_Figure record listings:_

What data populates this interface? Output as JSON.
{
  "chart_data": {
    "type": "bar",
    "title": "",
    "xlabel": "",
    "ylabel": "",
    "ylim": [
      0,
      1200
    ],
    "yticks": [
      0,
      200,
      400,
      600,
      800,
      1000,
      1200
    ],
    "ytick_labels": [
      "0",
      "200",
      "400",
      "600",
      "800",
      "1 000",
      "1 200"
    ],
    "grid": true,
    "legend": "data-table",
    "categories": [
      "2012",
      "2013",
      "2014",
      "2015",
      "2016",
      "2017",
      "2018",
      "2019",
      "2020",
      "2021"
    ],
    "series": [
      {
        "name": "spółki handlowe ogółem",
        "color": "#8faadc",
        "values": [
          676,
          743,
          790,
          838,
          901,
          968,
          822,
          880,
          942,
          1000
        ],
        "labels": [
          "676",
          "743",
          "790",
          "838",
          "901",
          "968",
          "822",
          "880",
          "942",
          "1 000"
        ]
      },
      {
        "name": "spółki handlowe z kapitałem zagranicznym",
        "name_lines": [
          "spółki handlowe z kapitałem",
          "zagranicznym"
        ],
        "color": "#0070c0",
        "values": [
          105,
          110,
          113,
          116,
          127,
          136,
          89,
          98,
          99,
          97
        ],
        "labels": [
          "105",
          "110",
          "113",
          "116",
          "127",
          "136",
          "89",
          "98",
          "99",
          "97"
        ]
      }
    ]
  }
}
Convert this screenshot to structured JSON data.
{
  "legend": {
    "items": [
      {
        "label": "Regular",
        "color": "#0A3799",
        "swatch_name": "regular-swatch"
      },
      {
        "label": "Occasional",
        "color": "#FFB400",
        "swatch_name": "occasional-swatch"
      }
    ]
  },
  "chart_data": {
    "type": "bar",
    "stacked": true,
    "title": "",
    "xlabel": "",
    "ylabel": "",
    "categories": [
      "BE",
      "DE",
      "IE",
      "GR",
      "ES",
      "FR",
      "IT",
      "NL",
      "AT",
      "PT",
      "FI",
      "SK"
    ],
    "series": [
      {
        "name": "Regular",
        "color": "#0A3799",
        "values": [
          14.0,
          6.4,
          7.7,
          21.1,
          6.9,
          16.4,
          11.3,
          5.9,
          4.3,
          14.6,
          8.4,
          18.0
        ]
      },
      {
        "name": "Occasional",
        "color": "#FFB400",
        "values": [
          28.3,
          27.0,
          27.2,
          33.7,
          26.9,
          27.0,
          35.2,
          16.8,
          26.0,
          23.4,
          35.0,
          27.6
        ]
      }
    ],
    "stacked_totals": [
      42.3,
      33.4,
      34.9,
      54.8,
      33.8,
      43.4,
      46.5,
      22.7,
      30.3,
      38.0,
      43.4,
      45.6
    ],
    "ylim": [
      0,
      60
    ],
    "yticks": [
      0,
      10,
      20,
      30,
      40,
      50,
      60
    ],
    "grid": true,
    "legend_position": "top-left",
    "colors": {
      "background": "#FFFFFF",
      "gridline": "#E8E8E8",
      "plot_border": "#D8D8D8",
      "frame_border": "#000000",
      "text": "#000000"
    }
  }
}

_Goal:_ Only the count is needed: the number of lines in the data that include the word "kapitałem".

_Solution to this exercise:_ 2